<<<<

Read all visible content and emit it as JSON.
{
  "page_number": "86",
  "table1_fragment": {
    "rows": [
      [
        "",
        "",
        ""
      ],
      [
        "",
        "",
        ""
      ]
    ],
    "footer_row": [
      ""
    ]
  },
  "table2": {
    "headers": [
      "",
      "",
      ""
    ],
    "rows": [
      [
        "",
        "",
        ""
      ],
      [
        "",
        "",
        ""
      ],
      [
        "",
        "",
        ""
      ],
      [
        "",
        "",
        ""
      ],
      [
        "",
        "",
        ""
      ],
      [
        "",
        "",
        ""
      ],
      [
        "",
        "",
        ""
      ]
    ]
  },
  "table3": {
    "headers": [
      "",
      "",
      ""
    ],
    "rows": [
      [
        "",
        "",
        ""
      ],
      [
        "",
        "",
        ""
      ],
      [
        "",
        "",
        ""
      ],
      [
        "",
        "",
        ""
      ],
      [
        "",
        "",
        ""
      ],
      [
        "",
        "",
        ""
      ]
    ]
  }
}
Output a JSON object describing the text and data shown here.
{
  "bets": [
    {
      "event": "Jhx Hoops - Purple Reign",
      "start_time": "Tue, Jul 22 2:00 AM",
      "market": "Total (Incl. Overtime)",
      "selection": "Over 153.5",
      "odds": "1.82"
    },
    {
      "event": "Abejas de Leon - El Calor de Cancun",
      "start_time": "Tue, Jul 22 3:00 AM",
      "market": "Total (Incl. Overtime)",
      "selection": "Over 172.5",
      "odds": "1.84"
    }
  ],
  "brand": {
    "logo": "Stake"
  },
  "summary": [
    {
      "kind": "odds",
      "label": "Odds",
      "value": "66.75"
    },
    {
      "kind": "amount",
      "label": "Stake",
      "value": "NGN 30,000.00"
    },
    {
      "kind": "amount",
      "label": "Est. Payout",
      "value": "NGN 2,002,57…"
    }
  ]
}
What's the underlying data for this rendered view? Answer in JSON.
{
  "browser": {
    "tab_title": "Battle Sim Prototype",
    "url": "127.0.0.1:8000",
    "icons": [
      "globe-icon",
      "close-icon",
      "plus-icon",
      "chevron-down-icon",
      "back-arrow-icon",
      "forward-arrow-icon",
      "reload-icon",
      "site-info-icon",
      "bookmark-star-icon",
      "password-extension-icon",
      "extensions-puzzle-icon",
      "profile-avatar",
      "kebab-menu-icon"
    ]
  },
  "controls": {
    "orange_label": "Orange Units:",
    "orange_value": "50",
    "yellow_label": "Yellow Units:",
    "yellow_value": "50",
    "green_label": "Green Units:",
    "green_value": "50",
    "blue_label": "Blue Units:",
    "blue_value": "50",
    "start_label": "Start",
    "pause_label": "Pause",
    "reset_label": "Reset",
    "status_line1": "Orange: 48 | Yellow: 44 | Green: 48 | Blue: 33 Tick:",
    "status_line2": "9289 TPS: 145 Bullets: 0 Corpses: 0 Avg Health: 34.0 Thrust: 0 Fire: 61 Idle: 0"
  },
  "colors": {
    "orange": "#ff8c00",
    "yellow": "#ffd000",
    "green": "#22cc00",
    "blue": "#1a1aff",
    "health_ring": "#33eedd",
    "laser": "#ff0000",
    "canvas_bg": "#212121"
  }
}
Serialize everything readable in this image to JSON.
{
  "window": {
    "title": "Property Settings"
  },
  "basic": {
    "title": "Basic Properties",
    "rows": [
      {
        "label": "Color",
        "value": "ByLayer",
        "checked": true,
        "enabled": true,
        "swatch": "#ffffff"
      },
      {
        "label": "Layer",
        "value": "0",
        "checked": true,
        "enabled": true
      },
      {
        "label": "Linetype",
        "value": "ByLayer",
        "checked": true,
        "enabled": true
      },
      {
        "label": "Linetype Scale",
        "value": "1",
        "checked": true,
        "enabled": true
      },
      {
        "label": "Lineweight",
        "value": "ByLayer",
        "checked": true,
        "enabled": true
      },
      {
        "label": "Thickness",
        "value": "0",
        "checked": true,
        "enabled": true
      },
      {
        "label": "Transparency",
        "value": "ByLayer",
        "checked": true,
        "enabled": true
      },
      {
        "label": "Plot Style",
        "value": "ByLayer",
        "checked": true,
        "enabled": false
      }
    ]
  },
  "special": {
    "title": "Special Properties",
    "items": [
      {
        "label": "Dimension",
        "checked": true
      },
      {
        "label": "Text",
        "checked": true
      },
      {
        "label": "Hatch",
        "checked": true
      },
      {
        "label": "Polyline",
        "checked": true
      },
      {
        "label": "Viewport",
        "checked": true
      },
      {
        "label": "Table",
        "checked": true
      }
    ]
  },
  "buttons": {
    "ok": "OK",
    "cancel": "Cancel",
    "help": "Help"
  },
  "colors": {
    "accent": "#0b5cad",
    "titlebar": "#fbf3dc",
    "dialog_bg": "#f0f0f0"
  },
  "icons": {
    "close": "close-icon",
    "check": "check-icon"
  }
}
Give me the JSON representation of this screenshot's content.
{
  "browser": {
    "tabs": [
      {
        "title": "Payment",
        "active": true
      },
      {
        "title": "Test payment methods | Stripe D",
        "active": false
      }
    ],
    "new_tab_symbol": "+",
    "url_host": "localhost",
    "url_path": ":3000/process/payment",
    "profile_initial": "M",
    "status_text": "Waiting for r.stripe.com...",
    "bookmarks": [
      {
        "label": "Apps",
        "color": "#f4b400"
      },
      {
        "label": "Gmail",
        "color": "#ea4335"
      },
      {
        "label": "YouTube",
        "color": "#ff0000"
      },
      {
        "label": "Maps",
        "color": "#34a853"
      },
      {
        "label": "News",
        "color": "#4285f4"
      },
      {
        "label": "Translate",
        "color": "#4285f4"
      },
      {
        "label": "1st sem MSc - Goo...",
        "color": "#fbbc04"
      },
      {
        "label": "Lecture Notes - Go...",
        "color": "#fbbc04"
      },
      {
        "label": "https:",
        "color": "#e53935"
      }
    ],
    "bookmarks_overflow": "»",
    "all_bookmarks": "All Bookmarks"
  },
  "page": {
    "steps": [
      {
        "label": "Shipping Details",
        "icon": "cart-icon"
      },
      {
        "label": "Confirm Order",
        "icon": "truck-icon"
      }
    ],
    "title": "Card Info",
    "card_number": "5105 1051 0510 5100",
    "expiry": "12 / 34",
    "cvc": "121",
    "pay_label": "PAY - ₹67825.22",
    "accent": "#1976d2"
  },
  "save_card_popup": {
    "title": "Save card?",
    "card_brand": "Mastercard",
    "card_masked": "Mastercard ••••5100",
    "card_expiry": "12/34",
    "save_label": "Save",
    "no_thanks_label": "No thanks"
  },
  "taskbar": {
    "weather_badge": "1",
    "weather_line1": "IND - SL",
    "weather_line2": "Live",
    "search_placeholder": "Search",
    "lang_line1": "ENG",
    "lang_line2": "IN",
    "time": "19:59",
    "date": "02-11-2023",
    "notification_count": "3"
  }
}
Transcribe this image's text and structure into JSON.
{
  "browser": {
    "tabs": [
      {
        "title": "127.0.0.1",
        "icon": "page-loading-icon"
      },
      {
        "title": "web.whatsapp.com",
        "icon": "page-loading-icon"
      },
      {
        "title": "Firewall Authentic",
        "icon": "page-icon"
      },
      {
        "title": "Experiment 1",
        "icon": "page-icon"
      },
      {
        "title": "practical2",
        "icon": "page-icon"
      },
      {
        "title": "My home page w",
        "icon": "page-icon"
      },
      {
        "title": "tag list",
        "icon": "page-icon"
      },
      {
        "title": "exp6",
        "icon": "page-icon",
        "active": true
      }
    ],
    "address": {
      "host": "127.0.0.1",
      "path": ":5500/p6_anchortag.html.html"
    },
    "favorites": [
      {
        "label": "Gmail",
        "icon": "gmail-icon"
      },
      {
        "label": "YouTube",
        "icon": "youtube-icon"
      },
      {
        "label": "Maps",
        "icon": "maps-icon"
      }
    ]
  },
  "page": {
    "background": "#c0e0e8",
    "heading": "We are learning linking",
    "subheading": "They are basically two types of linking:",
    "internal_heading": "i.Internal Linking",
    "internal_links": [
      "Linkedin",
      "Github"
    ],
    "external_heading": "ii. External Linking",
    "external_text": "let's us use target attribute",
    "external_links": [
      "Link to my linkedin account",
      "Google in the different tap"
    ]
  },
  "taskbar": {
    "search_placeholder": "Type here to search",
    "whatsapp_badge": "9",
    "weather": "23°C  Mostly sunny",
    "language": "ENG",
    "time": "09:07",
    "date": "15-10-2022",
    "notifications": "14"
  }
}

>>>>

Tell how many lines hold the string "event", giving the number and nothing else.

2